____ RECORD LIST

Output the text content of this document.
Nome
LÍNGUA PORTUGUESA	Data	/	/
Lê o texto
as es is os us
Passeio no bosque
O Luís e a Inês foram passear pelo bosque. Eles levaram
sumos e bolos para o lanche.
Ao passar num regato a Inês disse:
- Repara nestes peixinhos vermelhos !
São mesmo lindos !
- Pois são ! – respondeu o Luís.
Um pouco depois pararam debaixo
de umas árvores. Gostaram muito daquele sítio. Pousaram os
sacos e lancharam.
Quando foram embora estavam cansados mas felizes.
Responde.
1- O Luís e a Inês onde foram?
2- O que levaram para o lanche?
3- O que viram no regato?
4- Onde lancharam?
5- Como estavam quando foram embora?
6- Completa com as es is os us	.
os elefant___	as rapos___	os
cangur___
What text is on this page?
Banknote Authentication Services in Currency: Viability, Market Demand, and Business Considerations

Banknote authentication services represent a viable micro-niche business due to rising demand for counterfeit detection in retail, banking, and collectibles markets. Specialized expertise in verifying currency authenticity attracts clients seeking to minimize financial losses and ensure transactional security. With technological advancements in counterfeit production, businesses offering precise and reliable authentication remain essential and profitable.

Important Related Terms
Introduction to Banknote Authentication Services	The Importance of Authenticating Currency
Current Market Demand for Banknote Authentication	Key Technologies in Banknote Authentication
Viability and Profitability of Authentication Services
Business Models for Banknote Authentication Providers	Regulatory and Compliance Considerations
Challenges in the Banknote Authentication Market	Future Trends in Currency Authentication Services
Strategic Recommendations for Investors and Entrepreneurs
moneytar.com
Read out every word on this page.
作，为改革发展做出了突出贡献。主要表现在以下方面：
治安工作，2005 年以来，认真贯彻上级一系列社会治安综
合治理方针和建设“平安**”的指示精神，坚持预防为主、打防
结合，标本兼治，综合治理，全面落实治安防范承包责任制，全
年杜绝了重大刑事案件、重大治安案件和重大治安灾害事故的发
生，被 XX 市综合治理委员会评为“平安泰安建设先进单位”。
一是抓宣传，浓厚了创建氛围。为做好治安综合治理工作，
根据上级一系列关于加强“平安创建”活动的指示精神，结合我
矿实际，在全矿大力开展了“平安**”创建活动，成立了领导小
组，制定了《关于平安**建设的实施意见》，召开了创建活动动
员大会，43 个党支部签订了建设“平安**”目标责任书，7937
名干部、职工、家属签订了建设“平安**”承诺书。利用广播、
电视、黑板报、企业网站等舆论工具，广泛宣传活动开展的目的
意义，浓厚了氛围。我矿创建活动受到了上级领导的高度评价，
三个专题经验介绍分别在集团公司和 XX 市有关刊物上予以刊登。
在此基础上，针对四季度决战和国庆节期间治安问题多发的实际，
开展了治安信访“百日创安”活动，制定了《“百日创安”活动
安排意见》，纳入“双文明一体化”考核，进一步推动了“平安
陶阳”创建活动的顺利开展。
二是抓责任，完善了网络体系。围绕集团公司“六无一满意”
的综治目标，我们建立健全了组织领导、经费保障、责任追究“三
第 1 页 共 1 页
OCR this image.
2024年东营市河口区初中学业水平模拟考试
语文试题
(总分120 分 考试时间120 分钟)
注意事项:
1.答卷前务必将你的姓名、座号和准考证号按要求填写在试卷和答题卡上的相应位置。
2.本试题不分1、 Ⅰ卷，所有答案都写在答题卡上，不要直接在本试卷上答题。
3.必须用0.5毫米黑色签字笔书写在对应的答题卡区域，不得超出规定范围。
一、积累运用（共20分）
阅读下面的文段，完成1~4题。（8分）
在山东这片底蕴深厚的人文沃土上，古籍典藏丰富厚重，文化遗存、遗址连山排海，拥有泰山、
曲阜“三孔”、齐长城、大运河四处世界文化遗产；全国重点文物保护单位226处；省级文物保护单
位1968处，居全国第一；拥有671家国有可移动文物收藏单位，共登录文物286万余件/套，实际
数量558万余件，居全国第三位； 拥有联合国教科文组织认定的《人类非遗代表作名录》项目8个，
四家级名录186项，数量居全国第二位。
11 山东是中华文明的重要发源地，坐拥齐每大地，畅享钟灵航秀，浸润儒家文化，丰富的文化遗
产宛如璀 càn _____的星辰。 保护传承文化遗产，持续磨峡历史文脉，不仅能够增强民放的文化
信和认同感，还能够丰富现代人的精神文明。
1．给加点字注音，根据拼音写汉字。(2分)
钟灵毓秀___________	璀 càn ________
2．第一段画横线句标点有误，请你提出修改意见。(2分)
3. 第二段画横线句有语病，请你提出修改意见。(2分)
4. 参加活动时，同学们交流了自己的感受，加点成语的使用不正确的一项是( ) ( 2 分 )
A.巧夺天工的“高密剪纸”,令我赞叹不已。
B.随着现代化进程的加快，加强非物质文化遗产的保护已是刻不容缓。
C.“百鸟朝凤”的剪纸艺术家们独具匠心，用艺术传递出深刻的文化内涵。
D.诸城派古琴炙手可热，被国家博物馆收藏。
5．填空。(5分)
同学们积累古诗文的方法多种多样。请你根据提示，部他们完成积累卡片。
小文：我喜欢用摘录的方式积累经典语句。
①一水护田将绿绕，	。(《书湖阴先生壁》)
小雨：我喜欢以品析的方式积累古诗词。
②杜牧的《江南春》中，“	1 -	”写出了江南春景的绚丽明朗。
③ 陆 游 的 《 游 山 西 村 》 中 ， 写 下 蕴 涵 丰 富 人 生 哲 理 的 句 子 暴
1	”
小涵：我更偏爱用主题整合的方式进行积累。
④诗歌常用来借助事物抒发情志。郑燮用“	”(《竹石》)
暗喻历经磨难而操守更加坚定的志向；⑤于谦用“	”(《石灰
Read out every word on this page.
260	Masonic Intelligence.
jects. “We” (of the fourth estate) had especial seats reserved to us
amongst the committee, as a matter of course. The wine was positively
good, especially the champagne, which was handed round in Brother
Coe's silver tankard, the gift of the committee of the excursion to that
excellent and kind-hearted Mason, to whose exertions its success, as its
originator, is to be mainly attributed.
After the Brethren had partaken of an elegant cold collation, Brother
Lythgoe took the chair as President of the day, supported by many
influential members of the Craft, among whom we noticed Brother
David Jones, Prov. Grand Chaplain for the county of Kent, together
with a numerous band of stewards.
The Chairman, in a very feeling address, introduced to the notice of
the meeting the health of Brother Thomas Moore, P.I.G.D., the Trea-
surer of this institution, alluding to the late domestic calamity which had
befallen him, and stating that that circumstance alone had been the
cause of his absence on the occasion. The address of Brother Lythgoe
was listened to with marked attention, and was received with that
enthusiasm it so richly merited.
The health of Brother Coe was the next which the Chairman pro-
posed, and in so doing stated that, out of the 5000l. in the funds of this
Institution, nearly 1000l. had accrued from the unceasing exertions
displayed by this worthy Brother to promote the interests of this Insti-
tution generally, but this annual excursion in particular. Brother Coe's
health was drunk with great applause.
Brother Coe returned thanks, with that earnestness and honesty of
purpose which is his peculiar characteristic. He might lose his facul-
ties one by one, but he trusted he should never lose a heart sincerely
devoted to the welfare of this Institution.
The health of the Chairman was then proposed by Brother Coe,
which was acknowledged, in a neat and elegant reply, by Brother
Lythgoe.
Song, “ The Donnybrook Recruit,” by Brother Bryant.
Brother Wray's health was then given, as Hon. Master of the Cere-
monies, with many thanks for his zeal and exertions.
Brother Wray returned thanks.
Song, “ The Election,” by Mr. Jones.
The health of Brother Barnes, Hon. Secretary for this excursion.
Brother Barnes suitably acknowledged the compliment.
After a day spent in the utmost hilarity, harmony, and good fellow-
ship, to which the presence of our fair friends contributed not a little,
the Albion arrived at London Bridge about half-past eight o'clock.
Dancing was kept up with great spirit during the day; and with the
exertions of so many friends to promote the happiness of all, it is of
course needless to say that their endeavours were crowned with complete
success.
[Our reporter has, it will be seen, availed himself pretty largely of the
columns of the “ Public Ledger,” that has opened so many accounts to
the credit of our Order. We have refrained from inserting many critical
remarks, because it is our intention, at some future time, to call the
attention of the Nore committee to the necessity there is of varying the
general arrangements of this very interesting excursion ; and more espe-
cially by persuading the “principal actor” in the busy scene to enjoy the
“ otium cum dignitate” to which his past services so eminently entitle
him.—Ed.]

________

Each line holding "promote" must be found and copied.

displayed by this worthy Brother to promote the interests of this Insti-
exertions of so many friends to promote the happiness of all, it is of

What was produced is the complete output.